*** Information provided ***
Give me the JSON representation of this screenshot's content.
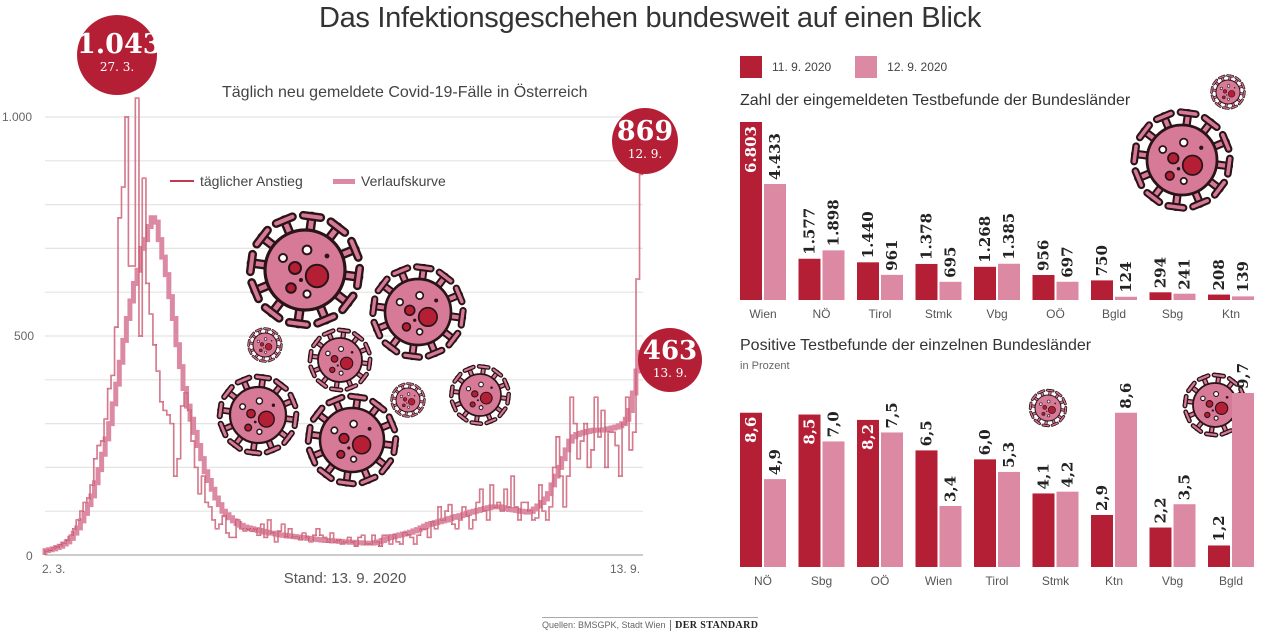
{
  "title": "Das Infektionsgeschehen bundesweit auf einen Blick",
  "colors": {
    "dark": "#b51f36",
    "light": "#dc8aa3",
    "line": "#b82a45",
    "virus_fill": "#d77a97",
    "virus_outline": "#2a1418",
    "virus_spot": "#b51f36"
  },
  "footer": {
    "source": "Quellen: BMSGPK, Stadt Wien",
    "brand": "DER STANDARD"
  },
  "icons": [
    "virus-icon"
  ],
  "chart_data": [
    {
      "type": "line",
      "title": "Täglich neu gemeldete Covid-19-Fälle in Österreich",
      "subtitle": "Stand: 13. 9. 2020",
      "xlabel": "",
      "ylabel": "",
      "x_tick_labels": [
        "2. 3.",
        "13. 9."
      ],
      "y_tick_labels": [
        "0",
        "500",
        "1.000"
      ],
      "y_ticks": [
        0,
        500,
        1000
      ],
      "ylim": [
        0,
        1000
      ],
      "grid": true,
      "gridline_step": 100,
      "legend": {
        "position": "top-center",
        "entries": [
          "täglicher Anstieg",
          "Verlaufskurve"
        ]
      },
      "annotations": [
        {
          "value": "1.043",
          "date": "27. 3.",
          "series": "täglicher Anstieg"
        },
        {
          "value": "869",
          "date": "12. 9.",
          "series": "täglicher Anstieg"
        },
        {
          "value": "463",
          "date": "13. 9.",
          "series": "Verlaufskurve"
        }
      ],
      "x_start": "2. 3.",
      "x_end": "13. 9.",
      "series": [
        {
          "name": "täglicher Anstieg",
          "style": "step-outline",
          "values": [
            10,
            12,
            15,
            18,
            22,
            28,
            35,
            45,
            60,
            80,
            100,
            120,
            130,
            160,
            220,
            250,
            260,
            310,
            380,
            410,
            520,
            770,
            840,
            1000,
            660,
            660,
            1043,
            500,
            860,
            620,
            550,
            480,
            420,
            350,
            330,
            320,
            300,
            180,
            220,
            340,
            370,
            330,
            260,
            200,
            140,
            180,
            120,
            110,
            80,
            60,
            70,
            90,
            50,
            40,
            40,
            80,
            60,
            55,
            60,
            55,
            60,
            45,
            70,
            40,
            80,
            50,
            30,
            55,
            70,
            40,
            60,
            40,
            40,
            35,
            50,
            40,
            30,
            45,
            60,
            45,
            40,
            30,
            50,
            30,
            35,
            25,
            30,
            40,
            30,
            20,
            40,
            45,
            25,
            25,
            45,
            30,
            20,
            45,
            45,
            25,
            45,
            30,
            25,
            50,
            45,
            40,
            25,
            45,
            60,
            60,
            40,
            75,
            60,
            110,
            80,
            100,
            115,
            70,
            60,
            80,
            110,
            90,
            60,
            80,
            120,
            150,
            100,
            80,
            160,
            110,
            120,
            100,
            150,
            110,
            180,
            110,
            80,
            120,
            120,
            100,
            80,
            85,
            160,
            100,
            80,
            110,
            200,
            270,
            180,
            110,
            180,
            360,
            300,
            220,
            260,
            300,
            200,
            240,
            360,
            270,
            330,
            200,
            280,
            280,
            250,
            180,
            300,
            360,
            240,
            280,
            630,
            869
          ]
        },
        {
          "name": "Verlaufskurve",
          "style": "step-thick",
          "values": [
            10,
            12,
            14,
            17,
            20,
            25,
            30,
            38,
            50,
            62,
            78,
            95,
            115,
            135,
            165,
            195,
            230,
            265,
            300,
            345,
            390,
            440,
            490,
            540,
            580,
            620,
            650,
            700,
            720,
            750,
            770,
            760,
            720,
            680,
            640,
            590,
            540,
            480,
            430,
            380,
            340,
            310,
            280,
            250,
            220,
            190,
            170,
            150,
            130,
            115,
            100,
            92,
            85,
            78,
            72,
            68,
            64,
            62,
            60,
            58,
            56,
            54,
            52,
            50,
            50,
            48,
            46,
            45,
            44,
            43,
            42,
            41,
            40,
            39,
            38,
            37,
            36,
            35,
            34,
            33,
            33,
            32,
            32,
            31,
            30,
            30,
            29,
            29,
            28,
            28,
            27,
            27,
            27,
            28,
            30,
            33,
            37,
            40,
            42,
            44,
            46,
            48,
            50,
            52,
            55,
            58,
            62,
            66,
            70,
            72,
            74,
            76,
            78,
            80,
            83,
            86,
            88,
            90,
            92,
            95,
            98,
            100,
            102,
            104,
            106,
            108,
            110,
            110,
            110,
            108,
            106,
            104,
            103,
            102,
            100,
            99,
            98,
            100,
            105,
            112,
            120,
            128,
            140,
            160,
            180,
            200,
            220,
            240,
            260,
            270,
            275,
            278,
            280,
            282,
            284,
            285,
            285,
            285,
            286,
            288,
            290,
            292,
            295,
            300,
            310,
            330,
            370,
            420,
            463
          ]
        }
      ]
    },
    {
      "type": "bar",
      "title": "Zahl der eingemeldeten Testbefunde der Bundesländer",
      "legend": {
        "position": "top-left",
        "entries": [
          "11. 9. 2020",
          "12. 9. 2020"
        ]
      },
      "categories": [
        "Wien",
        "NÖ",
        "Tirol",
        "Stmk",
        "Vbg",
        "OÖ",
        "Bgld",
        "Sbg",
        "Ktn"
      ],
      "series": [
        {
          "name": "11. 9. 2020",
          "values": [
            6803,
            1577,
            1440,
            1378,
            1268,
            956,
            750,
            294,
            208
          ],
          "labels": [
            "6.803",
            "1.577",
            "1.440",
            "1.378",
            "1.268",
            "956",
            "750",
            "294",
            "208"
          ]
        },
        {
          "name": "12. 9. 2020",
          "values": [
            4433,
            1898,
            961,
            695,
            1385,
            697,
            124,
            241,
            139
          ],
          "labels": [
            "4.433",
            "1.898",
            "961",
            "695",
            "1.385",
            "697",
            "124",
            "241",
            "139"
          ]
        }
      ],
      "ylim": [
        0,
        6803
      ]
    },
    {
      "type": "bar",
      "title": "Positive Testbefunde der einzelnen Bundesländer",
      "subtitle": "in Prozent",
      "categories": [
        "NÖ",
        "Sbg",
        "OÖ",
        "Wien",
        "Tirol",
        "Stmk",
        "Ktn",
        "Vbg",
        "Bgld"
      ],
      "series": [
        {
          "name": "11. 9. 2020",
          "values": [
            8.6,
            8.5,
            8.2,
            6.5,
            6.0,
            4.1,
            2.9,
            2.2,
            1.2
          ],
          "labels": [
            "8,6",
            "8,5",
            "8,2",
            "6,5",
            "6,0",
            "4,1",
            "2,9",
            "2,2",
            "1,2"
          ]
        },
        {
          "name": "12. 9. 2020",
          "values": [
            4.9,
            7.0,
            7.5,
            3.4,
            5.3,
            4.2,
            8.6,
            3.5,
            9.7
          ],
          "labels": [
            "4,9",
            "7,0",
            "7,5",
            "3,4",
            "5,3",
            "4,2",
            "8,6",
            "3,5",
            "9,7"
          ]
        }
      ],
      "ylim": [
        0,
        9.7
      ]
    }
  ]
}
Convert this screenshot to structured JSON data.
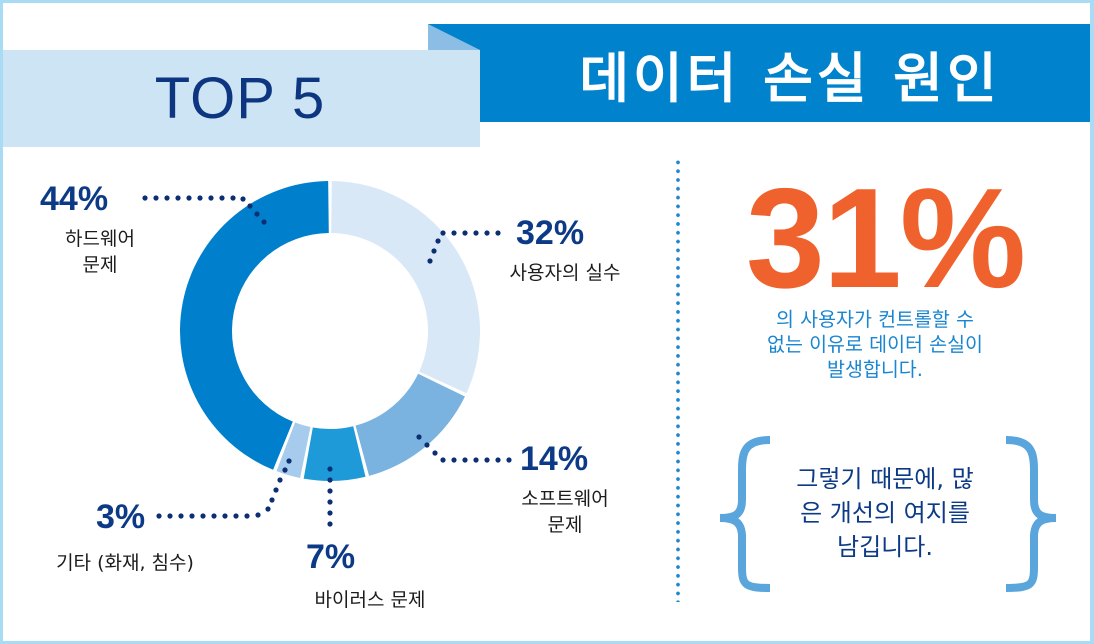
{
  "header": {
    "badge": "TOP 5",
    "title": "데이터 손실 원인"
  },
  "colors": {
    "header_blue": "#0083cc",
    "header_fold": "#8bbde5",
    "badge_band": "#cde4f5",
    "navy_text": "#0d3580",
    "accent_orange": "#f0622d",
    "divider_blue": "#1c86cf",
    "brace_blue": "#5aa5db",
    "frame_border": "#a9dbf4"
  },
  "chart_data": {
    "type": "pie",
    "subtype": "donut",
    "title": "데이터 손실 원인 TOP 5",
    "categories": [
      "하드웨어 문제",
      "사용자의 실수",
      "소프트웨어 문제",
      "바이러스 문제",
      "기타 (화재, 침수)"
    ],
    "values": [
      44,
      32,
      14,
      7,
      3
    ],
    "unit": "%",
    "colors": [
      "#0080cc",
      "#d9e8f7",
      "#7ab2e0",
      "#1f9ad8",
      "#a6cbec"
    ],
    "order_clockwise_from_top": [
      "사용자의 실수",
      "소프트웨어 문제",
      "바이러스 문제",
      "기타 (화재, 침수)",
      "하드웨어 문제"
    ],
    "legend": "callout labels with dotted leader lines"
  },
  "callouts": {
    "hardware": {
      "pct": "44%",
      "line1": "하드웨어",
      "line2": "문제"
    },
    "user_error": {
      "pct": "32%",
      "line1": "사용자의 실수"
    },
    "software": {
      "pct": "14%",
      "line1": "소프트웨어",
      "line2": "문제"
    },
    "virus": {
      "pct": "7%",
      "line1": "바이러스 문제"
    },
    "other": {
      "pct": "3%",
      "line1": "기타 (화재, 침수)"
    }
  },
  "stat": {
    "value": "31%",
    "desc_line1": "의 사용자가 컨트롤할 수",
    "desc_line2": "없는 이유로 데이터 손실이",
    "desc_line3": "발생합니다."
  },
  "conclusion": {
    "line1": "그렇기 때문에, 많",
    "line2": "은 개선의 여지를",
    "line3": "남깁니다."
  }
}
***
Find the lines above that include the string "position" and copy them.

        "position": "top-center",
        "position": "top-left",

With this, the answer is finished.